# START OF DATA SHOWN
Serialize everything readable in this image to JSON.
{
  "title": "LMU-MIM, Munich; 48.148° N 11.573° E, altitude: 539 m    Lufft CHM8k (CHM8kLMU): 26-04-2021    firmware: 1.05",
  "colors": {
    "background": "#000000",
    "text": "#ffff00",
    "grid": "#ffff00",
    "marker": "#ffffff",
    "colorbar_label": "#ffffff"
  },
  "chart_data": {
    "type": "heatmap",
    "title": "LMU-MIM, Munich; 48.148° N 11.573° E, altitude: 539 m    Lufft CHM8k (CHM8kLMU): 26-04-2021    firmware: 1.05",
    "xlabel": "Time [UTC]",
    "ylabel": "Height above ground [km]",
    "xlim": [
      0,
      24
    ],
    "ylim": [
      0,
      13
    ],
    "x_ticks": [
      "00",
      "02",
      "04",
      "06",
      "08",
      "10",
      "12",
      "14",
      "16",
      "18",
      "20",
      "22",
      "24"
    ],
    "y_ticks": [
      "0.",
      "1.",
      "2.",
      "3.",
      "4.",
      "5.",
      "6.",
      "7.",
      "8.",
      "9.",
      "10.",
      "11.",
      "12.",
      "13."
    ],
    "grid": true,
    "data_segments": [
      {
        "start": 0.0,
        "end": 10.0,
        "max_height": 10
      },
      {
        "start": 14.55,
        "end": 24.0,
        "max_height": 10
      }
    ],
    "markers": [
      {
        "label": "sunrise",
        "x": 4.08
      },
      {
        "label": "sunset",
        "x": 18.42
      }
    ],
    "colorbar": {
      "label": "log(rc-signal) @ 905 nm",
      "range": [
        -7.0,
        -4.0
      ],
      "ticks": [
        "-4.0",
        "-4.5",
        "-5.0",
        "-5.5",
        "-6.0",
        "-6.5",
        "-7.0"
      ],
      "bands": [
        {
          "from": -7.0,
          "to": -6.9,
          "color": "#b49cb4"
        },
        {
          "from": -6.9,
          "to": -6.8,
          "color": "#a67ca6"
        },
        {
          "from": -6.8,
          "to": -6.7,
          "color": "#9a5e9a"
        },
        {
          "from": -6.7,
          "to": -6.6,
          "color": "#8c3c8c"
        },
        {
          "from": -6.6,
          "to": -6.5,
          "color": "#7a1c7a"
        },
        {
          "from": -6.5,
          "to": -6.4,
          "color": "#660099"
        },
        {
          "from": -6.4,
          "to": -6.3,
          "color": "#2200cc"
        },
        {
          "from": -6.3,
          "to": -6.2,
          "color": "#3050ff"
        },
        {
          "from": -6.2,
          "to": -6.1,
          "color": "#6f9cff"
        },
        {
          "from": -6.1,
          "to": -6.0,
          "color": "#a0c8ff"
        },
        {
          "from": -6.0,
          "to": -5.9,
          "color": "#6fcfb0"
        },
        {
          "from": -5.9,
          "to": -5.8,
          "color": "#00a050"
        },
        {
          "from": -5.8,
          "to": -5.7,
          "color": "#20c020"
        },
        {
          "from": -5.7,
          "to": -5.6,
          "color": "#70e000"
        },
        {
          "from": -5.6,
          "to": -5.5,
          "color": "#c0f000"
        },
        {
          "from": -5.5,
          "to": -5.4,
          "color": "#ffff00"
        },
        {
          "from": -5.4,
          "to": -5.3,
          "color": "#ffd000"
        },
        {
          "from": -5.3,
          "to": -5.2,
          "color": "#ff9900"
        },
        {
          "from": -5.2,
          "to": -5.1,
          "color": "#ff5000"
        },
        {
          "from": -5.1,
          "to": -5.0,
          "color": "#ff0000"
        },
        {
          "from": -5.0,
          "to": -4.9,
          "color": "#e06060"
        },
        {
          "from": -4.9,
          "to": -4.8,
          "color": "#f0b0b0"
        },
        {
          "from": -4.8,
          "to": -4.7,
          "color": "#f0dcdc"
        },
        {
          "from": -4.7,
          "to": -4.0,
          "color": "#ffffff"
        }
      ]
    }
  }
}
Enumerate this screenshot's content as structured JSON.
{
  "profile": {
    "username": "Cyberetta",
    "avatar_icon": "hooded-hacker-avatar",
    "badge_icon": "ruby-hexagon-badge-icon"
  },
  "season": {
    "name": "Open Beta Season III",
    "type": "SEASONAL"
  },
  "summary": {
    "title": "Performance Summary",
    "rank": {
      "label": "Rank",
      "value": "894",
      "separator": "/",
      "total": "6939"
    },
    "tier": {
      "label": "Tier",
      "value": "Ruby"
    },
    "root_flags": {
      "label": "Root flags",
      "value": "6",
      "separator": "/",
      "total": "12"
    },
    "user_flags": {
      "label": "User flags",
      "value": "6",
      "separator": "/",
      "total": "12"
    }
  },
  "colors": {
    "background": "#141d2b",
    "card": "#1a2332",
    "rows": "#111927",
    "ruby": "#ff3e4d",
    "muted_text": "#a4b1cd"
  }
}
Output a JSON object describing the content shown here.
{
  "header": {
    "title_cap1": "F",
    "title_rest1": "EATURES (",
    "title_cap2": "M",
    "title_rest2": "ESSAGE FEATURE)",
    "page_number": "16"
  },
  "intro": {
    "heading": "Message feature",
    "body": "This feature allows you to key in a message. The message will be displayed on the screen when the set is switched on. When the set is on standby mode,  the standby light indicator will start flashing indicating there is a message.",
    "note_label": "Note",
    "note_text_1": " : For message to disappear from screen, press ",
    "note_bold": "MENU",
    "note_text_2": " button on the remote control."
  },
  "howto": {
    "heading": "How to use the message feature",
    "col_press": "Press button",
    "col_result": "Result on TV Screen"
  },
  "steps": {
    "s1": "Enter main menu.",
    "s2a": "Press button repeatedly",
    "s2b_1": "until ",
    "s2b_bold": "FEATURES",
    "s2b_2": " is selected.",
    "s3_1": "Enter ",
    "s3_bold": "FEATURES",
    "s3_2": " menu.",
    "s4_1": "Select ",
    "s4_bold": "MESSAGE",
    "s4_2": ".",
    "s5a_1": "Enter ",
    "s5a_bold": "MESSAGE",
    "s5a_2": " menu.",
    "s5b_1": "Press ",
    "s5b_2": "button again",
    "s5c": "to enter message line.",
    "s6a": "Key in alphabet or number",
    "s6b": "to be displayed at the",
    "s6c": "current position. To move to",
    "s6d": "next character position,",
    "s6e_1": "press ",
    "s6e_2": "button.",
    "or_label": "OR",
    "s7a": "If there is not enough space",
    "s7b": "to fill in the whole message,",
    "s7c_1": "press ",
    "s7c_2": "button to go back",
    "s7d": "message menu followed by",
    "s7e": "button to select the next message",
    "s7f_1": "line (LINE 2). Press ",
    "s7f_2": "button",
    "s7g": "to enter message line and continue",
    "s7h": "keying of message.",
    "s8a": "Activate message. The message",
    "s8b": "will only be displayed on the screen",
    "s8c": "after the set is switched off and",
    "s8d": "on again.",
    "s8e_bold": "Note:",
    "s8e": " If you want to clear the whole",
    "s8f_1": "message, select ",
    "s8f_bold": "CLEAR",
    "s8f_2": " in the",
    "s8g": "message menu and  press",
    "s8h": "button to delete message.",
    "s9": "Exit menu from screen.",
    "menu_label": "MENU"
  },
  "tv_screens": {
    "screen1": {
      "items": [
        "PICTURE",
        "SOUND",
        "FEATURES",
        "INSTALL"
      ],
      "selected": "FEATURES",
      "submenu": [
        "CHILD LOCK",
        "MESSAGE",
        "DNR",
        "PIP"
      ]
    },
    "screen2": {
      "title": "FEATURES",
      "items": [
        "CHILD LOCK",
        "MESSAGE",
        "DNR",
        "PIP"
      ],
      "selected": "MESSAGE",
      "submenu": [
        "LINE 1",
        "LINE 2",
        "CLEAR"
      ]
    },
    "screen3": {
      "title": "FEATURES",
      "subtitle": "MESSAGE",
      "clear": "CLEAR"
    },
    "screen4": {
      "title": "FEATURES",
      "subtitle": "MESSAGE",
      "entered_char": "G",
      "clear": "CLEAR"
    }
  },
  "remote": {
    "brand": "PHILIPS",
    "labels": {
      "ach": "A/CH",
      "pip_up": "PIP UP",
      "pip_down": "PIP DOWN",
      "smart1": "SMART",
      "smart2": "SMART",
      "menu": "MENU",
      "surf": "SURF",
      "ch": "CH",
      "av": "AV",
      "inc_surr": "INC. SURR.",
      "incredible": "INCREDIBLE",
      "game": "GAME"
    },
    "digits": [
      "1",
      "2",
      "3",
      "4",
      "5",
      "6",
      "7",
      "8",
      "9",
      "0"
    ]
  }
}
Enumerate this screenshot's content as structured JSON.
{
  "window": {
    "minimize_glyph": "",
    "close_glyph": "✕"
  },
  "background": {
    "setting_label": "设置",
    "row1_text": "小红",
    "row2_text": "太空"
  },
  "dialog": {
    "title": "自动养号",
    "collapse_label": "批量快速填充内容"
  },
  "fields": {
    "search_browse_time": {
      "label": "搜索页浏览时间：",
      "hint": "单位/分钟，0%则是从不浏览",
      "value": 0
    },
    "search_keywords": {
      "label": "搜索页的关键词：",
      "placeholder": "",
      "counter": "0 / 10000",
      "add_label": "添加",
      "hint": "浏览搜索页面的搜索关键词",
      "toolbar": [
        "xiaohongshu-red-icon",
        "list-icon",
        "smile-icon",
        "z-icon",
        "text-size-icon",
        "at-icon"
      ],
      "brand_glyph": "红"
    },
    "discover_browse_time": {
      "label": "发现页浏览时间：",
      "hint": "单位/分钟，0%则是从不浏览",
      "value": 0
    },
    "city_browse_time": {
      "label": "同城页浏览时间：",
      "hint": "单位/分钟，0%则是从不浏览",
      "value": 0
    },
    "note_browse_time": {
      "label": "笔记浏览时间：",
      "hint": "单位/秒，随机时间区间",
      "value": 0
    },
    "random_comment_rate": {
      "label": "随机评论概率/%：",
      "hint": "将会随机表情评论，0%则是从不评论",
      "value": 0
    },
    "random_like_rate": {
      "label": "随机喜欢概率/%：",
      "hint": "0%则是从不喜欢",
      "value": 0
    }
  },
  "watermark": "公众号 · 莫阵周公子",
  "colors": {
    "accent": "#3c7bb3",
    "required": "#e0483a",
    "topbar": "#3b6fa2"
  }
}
# END OF DATA SHOWN
| WRITTEN INSTRUCTION |
Return all lines containing "will".

| RESULT BELOW |
    "body": "This feature allows you to key in a message. The message will be displayed on the screen when the set is switched on. When the set is on standby mode,  the standby light indicator will start flashing indicating there is a message.",
    "s8b": "will only be displayed on the screen",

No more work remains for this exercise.